**Extracted material:**
·····
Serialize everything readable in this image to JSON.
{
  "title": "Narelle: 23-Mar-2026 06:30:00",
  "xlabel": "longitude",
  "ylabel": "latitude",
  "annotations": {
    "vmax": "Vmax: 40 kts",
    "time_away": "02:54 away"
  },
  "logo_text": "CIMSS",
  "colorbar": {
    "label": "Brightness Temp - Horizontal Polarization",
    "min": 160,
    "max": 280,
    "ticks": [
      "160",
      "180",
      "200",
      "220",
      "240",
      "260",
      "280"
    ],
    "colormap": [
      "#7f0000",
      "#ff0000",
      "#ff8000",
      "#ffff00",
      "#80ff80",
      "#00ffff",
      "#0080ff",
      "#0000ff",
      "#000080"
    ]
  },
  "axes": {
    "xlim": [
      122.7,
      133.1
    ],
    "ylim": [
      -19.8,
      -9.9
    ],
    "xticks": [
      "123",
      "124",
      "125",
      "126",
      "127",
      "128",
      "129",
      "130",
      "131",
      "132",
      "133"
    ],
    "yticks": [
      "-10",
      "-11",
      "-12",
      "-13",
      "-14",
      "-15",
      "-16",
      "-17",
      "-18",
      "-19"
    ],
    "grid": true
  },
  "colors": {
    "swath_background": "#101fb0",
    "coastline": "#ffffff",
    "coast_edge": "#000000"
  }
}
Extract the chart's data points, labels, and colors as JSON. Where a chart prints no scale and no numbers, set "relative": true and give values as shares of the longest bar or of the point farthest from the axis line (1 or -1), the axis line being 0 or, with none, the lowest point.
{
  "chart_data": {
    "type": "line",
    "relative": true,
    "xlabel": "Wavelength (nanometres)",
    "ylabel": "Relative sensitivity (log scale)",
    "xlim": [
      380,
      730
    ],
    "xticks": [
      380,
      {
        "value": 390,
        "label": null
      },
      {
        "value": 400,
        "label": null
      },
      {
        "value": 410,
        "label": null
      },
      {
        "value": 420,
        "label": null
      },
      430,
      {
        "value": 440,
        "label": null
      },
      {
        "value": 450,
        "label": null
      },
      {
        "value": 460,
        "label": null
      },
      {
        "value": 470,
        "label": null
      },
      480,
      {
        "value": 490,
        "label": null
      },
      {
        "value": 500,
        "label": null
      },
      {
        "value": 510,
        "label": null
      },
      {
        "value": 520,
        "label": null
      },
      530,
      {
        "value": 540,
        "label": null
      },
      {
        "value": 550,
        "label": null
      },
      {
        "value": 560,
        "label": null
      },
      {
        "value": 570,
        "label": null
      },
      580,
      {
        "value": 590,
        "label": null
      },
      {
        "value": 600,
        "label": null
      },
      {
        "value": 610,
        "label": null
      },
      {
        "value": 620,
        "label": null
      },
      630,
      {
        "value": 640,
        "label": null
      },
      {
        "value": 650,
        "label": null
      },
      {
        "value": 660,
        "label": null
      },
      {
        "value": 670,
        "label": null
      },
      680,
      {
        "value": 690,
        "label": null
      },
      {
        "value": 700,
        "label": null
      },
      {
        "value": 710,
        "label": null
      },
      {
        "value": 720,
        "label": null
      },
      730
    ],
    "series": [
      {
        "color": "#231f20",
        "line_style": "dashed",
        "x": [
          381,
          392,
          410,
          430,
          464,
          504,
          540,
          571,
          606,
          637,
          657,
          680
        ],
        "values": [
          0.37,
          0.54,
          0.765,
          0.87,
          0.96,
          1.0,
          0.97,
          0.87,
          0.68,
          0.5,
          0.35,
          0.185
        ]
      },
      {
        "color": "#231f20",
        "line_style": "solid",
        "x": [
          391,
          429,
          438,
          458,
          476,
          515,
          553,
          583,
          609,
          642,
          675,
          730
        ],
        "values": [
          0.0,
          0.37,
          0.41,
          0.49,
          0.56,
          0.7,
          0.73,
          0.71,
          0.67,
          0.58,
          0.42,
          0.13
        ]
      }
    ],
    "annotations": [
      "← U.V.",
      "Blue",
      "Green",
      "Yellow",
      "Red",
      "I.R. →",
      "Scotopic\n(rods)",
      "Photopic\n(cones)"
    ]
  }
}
·····
Copy, from the material, each line that holds the string "scale".

Extract the chart's data points, labels, and colors as JSON. Where a chart prints no scale and no numbers, set "relative": true and give values as shares of the longest bar or of the point farthest from the axis line (1 or -1), the axis line being 0 or, with none, the lowest point.
    "ylabel": "Relative sensitivity (log scale)",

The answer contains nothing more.